Transcribe every line exactly and omit anything that is a picture.

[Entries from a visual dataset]
_ _ _ _
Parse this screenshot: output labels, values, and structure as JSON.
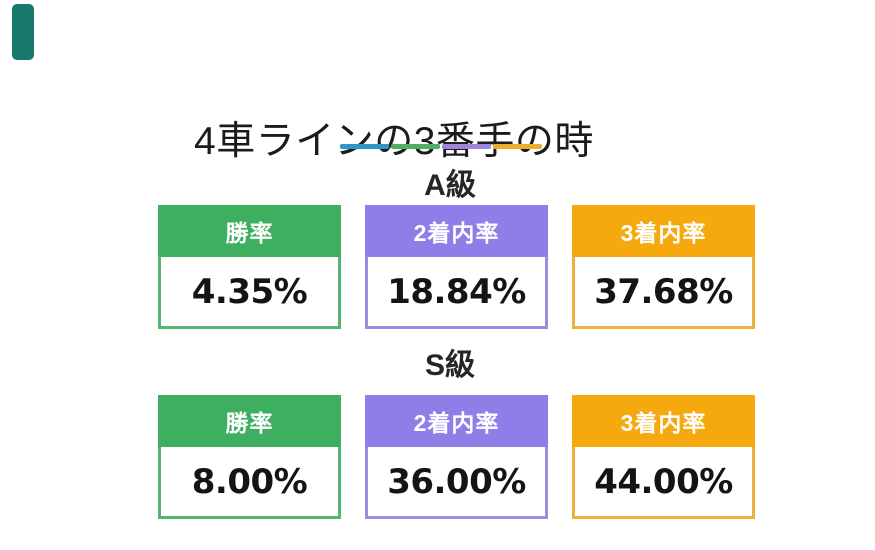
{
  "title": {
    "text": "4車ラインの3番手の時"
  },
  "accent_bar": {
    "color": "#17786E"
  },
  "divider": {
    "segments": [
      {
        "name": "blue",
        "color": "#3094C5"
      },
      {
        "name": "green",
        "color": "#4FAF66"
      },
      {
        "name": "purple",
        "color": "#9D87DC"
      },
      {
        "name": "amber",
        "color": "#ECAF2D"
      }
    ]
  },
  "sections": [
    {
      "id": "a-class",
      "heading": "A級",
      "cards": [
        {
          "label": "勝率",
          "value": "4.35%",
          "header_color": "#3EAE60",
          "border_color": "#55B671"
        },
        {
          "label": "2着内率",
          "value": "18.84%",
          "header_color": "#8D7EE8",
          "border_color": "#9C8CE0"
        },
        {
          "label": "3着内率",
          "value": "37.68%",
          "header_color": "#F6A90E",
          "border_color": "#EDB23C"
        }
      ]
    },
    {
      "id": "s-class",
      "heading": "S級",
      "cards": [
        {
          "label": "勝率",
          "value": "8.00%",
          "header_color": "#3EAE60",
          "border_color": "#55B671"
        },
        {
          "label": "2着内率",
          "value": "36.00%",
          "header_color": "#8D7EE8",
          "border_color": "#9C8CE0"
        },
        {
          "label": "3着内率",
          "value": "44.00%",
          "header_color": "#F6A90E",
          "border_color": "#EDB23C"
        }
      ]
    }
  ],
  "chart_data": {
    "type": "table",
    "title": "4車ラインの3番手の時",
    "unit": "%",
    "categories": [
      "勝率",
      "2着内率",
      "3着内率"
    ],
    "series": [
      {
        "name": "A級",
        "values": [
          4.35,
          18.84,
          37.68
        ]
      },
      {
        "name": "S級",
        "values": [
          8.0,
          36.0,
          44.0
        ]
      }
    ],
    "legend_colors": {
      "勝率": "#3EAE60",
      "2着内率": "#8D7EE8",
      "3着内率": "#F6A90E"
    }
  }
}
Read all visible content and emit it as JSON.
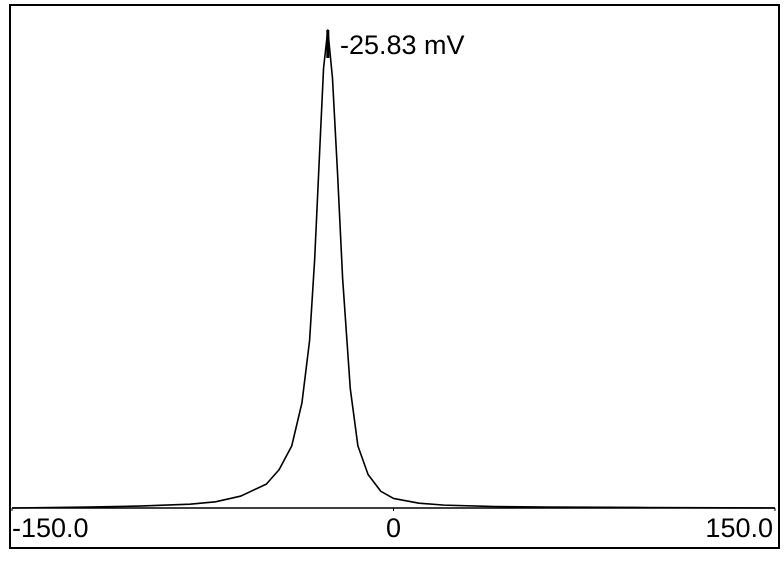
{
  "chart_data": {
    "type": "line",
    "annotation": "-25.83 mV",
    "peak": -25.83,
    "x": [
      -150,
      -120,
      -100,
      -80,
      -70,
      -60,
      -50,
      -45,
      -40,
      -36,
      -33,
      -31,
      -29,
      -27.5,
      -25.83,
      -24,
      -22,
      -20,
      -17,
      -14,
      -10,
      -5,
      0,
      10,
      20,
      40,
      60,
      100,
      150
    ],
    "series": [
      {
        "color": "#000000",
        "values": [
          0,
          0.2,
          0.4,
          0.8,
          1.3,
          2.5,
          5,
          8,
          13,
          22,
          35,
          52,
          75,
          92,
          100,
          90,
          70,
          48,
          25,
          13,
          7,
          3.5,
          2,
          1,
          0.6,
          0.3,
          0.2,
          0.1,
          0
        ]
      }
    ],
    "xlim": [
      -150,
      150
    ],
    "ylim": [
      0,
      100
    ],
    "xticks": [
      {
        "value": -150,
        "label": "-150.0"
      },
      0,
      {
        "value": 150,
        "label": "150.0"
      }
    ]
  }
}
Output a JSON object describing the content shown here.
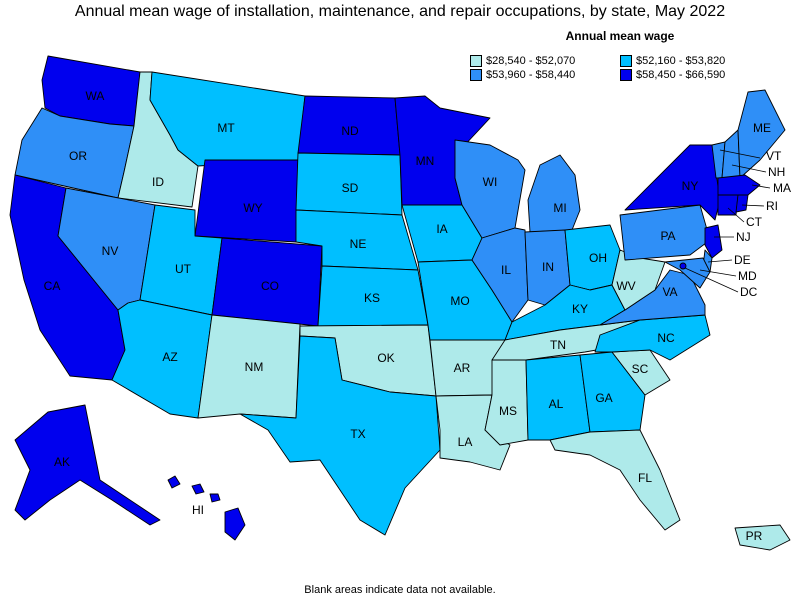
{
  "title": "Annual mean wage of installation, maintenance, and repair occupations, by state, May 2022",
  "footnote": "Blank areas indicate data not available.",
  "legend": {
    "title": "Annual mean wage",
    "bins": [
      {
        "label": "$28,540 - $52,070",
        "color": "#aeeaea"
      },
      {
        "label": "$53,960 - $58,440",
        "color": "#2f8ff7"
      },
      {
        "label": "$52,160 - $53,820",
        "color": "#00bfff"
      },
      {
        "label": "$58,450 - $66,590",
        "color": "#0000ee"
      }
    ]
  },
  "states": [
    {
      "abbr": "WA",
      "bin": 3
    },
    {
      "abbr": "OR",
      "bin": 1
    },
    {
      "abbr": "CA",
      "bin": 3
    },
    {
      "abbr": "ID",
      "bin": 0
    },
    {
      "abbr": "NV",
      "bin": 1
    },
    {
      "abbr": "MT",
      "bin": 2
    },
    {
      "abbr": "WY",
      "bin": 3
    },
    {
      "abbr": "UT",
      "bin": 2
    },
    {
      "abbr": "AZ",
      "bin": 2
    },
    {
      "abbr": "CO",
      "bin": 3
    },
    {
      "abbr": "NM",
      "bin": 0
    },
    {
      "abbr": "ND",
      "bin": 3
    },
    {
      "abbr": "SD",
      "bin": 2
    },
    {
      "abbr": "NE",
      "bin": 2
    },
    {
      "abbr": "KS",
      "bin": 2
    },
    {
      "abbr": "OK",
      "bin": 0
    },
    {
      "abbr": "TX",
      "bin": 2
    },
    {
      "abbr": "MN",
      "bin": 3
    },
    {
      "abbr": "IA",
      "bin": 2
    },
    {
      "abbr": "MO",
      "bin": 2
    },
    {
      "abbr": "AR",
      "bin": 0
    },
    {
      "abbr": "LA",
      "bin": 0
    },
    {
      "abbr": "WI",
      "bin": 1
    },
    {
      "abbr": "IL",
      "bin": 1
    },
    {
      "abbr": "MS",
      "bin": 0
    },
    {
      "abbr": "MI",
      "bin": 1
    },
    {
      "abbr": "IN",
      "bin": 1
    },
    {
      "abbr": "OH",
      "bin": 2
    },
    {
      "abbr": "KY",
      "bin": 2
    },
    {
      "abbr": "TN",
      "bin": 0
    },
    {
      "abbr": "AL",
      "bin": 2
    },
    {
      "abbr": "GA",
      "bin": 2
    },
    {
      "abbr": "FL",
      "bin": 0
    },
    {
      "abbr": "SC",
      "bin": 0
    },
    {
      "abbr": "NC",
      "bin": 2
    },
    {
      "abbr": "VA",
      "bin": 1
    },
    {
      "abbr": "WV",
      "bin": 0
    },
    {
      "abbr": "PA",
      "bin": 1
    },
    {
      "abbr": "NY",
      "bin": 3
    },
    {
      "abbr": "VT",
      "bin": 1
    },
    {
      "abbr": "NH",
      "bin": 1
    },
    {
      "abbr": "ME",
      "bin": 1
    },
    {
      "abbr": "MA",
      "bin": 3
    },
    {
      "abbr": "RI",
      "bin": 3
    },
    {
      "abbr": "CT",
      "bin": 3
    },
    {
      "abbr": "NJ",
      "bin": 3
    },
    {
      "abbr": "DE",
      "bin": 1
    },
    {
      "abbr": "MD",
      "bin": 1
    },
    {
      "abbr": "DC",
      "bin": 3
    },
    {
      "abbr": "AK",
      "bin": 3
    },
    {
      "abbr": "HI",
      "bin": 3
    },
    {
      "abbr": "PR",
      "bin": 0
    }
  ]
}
_ _ _ _
THE OUTPUT:
Parse this screenshot: output labels, values, and structure as JSON.
{
  "title": {
    "text": "4車ラインの3番手の時"
  },
  "accent_bar": {
    "color": "#17786E"
  },
  "divider": {
    "segments": [
      {
        "name": "blue",
        "color": "#3094C5"
      },
      {
        "name": "green",
        "color": "#4FAF66"
      },
      {
        "name": "purple",
        "color": "#9D87DC"
      },
      {
        "name": "amber",
        "color": "#ECAF2D"
      }
    ]
  },
  "sections": [
    {
      "id": "a-class",
      "heading": "A級",
      "cards": [
        {
          "label": "勝率",
          "value": "4.35%",
          "header_color": "#3EAE60",
          "border_color": "#55B671"
        },
        {
          "label": "2着内率",
          "value": "18.84%",
          "header_color": "#8D7EE8",
          "border_color": "#9C8CE0"
        },
        {
          "label": "3着内率",
          "value": "37.68%",
          "header_color": "#F6A90E",
          "border_color": "#EDB23C"
        }
      ]
    },
    {
      "id": "s-class",
      "heading": "S級",
      "cards": [
        {
          "label": "勝率",
          "value": "8.00%",
          "header_color": "#3EAE60",
          "border_color": "#55B671"
        },
        {
          "label": "2着内率",
          "value": "36.00%",
          "header_color": "#8D7EE8",
          "border_color": "#9C8CE0"
        },
        {
          "label": "3着内率",
          "value": "44.00%",
          "header_color": "#F6A90E",
          "border_color": "#EDB23C"
        }
      ]
    }
  ],
  "chart_data": {
    "type": "table",
    "title": "4車ラインの3番手の時",
    "unit": "%",
    "categories": [
      "勝率",
      "2着内率",
      "3着内率"
    ],
    "series": [
      {
        "name": "A級",
        "values": [
          4.35,
          18.84,
          37.68
        ]
      },
      {
        "name": "S級",
        "values": [
          8.0,
          36.0,
          44.0
        ]
      }
    ],
    "legend_colors": {
      "勝率": "#3EAE60",
      "2着内率": "#8D7EE8",
      "3着内率": "#F6A90E"
    }
  }
}
Read all visible content and emit it as JSON.
{
  "chart_data": {
    "type": "line",
    "annotation": "-25.83 mV",
    "peak": -25.83,
    "x": [
      -150,
      -120,
      -100,
      -80,
      -70,
      -60,
      -50,
      -45,
      -40,
      -36,
      -33,
      -31,
      -29,
      -27.5,
      -25.83,
      -24,
      -22,
      -20,
      -17,
      -14,
      -10,
      -5,
      0,
      10,
      20,
      40,
      60,
      100,
      150
    ],
    "series": [
      {
        "color": "#000000",
        "values": [
          0,
          0.2,
          0.4,
          0.8,
          1.3,
          2.5,
          5,
          8,
          13,
          22,
          35,
          52,
          75,
          92,
          100,
          90,
          70,
          48,
          25,
          13,
          7,
          3.5,
          2,
          1,
          0.6,
          0.3,
          0.2,
          0.1,
          0
        ]
      }
    ],
    "xlim": [
      -150,
      150
    ],
    "ylim": [
      0,
      100
    ],
    "xticks": [
      {
        "value": -150,
        "label": "-150.0"
      },
      0,
      {
        "value": 150,
        "label": "150.0"
      }
    ]
  }
}
Output a JSON object describing the content shown here.
{
  "title": "Annual mean wage of installation, maintenance, and repair occupations, by state, May 2022",
  "footnote": "Blank areas indicate data not available.",
  "legend": {
    "title": "Annual mean wage",
    "bins": [
      {
        "label": "$28,540 - $52,070",
        "color": "#aeeaea"
      },
      {
        "label": "$53,960 - $58,440",
        "color": "#2f8ff7"
      },
      {
        "label": "$52,160 - $53,820",
        "color": "#00bfff"
      },
      {
        "label": "$58,450 - $66,590",
        "color": "#0000ee"
      }
    ]
  },
  "states": [
    {
      "abbr": "WA",
      "bin": 3
    },
    {
      "abbr": "OR",
      "bin": 1
    },
    {
      "abbr": "CA",
      "bin": 3
    },
    {
      "abbr": "ID",
      "bin": 0
    },
    {
      "abbr": "NV",
      "bin": 1
    },
    {
      "abbr": "MT",
      "bin": 2
    },
    {
      "abbr": "WY",
      "bin": 3
    },
    {
      "abbr": "UT",
      "bin": 2
    },
    {
      "abbr": "AZ",
      "bin": 2
    },
    {
      "abbr": "CO",
      "bin": 3
    },
    {
      "abbr": "NM",
      "bin": 0
    },
    {
      "abbr": "ND",
      "bin": 3
    },
    {
      "abbr": "SD",
      "bin": 2
    },
    {
      "abbr": "NE",
      "bin": 2
    },
    {
      "abbr": "KS",
      "bin": 2
    },
    {
      "abbr": "OK",
      "bin": 0
    },
    {
      "abbr": "TX",
      "bin": 2
    },
    {
      "abbr": "MN",
      "bin": 3
    },
    {
      "abbr": "IA",
      "bin": 2
    },
    {
      "abbr": "MO",
      "bin": 2
    },
    {
      "abbr": "AR",
      "bin": 0
    },
    {
      "abbr": "LA",
      "bin": 0
    },
    {
      "abbr": "WI",
      "bin": 1
    },
    {
      "abbr": "IL",
      "bin": 1
    },
    {
      "abbr": "MS",
      "bin": 0
    },
    {
      "abbr": "MI",
      "bin": 1
    },
    {
      "abbr": "IN",
      "bin": 1
    },
    {
      "abbr": "OH",
      "bin": 2
    },
    {
      "abbr": "KY",
      "bin": 2
    },
    {
      "abbr": "TN",
      "bin": 0
    },
    {
      "abbr": "AL",
      "bin": 2
    },
    {
      "abbr": "GA",
      "bin": 2
    },
    {
      "abbr": "FL",
      "bin": 0
    },
    {
      "abbr": "SC",
      "bin": 0
    },
    {
      "abbr": "NC",
      "bin": 2
    },
    {
      "abbr": "VA",
      "bin": 1
    },
    {
      "abbr": "WV",
      "bin": 0
    },
    {
      "abbr": "PA",
      "bin": 1
    },
    {
      "abbr": "NY",
      "bin": 3
    },
    {
      "abbr": "VT",
      "bin": 1
    },
    {
      "abbr": "NH",
      "bin": 1
    },
    {
      "abbr": "ME",
      "bin": 1
    },
    {
      "abbr": "MA",
      "bin": 3
    },
    {
      "abbr": "RI",
      "bin": 3
    },
    {
      "abbr": "CT",
      "bin": 3
    },
    {
      "abbr": "NJ",
      "bin": 3
    },
    {
      "abbr": "DE",
      "bin": 1
    },
    {
      "abbr": "MD",
      "bin": 1
    },
    {
      "abbr": "DC",
      "bin": 3
    },
    {
      "abbr": "AK",
      "bin": 3
    },
    {
      "abbr": "HI",
      "bin": 3
    },
    {
      "abbr": "PR",
      "bin": 0
    }
  ]
}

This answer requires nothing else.